抜粋テキスト >>
RailsのActiveRecordでRDB関連の設定の1つです。
counter_cacheを設定することにより、親子関係のテーブルにおいて、親テーブルが子テーブルの
件数をキャッシュすることができるようになります。

counter_cacheの詳細についてもっと知りたい方は以下の記事などを参考にしてみてください。
https://spirits.appirits.com/doruby/10410/#:~:text=counter_cacheとは、Railsの,できるようになります。

解説

bulletには、N+1問題とcounter_cache不使用を検知する機能がありますが、今回はN+1問題の検知の方に絞って実際のコードを読み解き、その中でも特に重要だと思われる箇所に絞って解説をさせて頂きたいと思います。
実際にソースコードを確認してみると、lib/bullet/detector/n_plus_one_query.rbというファイルがN+1問題を検知するロジックと深く関係していることが分かりました。

備考
※今回はあくまで個人の趣味で調査した内容となっている為、あくまで全体のイメージを掴む感覚として捉えて頂けましたら幸いです。

では実際にN+1を検知の役割を担っているコード部分のご紹介です。
lib/bullet/detector/n_plus_one_query.rb

# frozen_string_literal: true

module Bullet
  module Detector
    class NPlusOneQuery < Association
      extend Dependency
      extend StackTraceFilter

      class << self
        # executed when object.associations is called.
        # first, it keeps this method call for object.association.
        # then, it checks if this associations call is unpreload.
        #   if it is, keeps this unpreload associations and caller.
        def call_association(object, associations)
	    # bulletが有効化されていない場合はスキップ
          return unless Bullet.start?
	  # N+1問題の検知が無効化されている場合はスキップ
          return unless Bullet.n_plus_one_query_enable?
	  # objectの主キーがnilの場合はスキップ
          return unless object.bullet_primary_key_value
	  # objectのリレーション先が存在しない場合はスキップ
          return if inversed_objects.include?(object.bullet_key, associations)
          # objectとの関連性を記録
          add_call_object_associations(object, associations)

          # 以下の内容でデバッグ情報を出力
          Bullet.debug(
            'Detector::NPlusOneQuery#call_association',
	    # object.bullet_keyには、"#{モデル名}:#{主キー}"の値が入 る
            "object: #{object.bullet_key}, associations: #{associations}"
          )

確認用データ >>
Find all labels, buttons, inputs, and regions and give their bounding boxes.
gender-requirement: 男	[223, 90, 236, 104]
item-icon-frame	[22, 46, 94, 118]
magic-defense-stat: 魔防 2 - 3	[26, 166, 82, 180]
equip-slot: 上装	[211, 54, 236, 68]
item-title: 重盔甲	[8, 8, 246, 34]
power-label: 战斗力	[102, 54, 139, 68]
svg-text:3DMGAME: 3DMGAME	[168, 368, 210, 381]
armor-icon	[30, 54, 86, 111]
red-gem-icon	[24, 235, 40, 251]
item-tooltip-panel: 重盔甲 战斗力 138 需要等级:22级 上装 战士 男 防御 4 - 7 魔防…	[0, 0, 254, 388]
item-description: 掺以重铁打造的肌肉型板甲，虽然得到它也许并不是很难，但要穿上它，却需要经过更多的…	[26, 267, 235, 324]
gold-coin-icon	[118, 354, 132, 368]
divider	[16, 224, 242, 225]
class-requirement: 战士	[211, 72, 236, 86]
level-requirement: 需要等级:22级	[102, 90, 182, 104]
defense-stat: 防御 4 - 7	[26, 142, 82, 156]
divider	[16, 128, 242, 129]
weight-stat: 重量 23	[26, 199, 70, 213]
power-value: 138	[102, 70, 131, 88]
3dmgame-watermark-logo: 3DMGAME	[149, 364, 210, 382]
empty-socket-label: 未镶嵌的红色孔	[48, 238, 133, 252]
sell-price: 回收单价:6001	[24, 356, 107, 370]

作業依頼 1 >>
抜粋テキストのうち、「class << self」を含む語句で始まり「return unless Bullet.n_plus_one_query_enable?」で終わる部分を、一字一句変えずに書き写してください。
作業依頼 2 >>
次の(a)〜(c)は抜粋テキストの内容と合っていますか。それぞれ「はい」か「いいえ」で答え、判断の決め手となる本文の語句をそのまま引用してください。(a) bulletにはcounter_cache不使用を検知する機能もある。(b) call_associationは、objectの主キーがnilの場合も処理を続ける。(c) N+1問題を検知するロジックと深く関係しているファイルはlib/bullet/detector/n_plus_one_query.rbである。

想定解答 1 >>
class << self
        # executed when object.associations is called.
        # first, it keeps this method call for object.association.
        # then, it checks if this associations call is unpreload.
        #   if it is, keeps this unpreload associations and caller.
        def call_association(object, associations)
	    # bulletが有効化されていない場合はスキップ
          return unless Bullet.start?
	  # N+1問題の検知が無効化されている場合はスキップ
          return unless Bullet.n_plus_one_query_enable?

想定解答 2 >>
(a) はい:「bulletには、N+1問題とcounter_cache不使用を検知する機能がありますが」
(b) いいえ:「# objectの主キーがnilの場合はスキップ」「return unless object.bullet_primary_key_value」
(c) はい:「lib/bullet/detector/n_plus_one_query.rbというファイルがN+1問題を検知するロジックと深く関係していることが分かりました」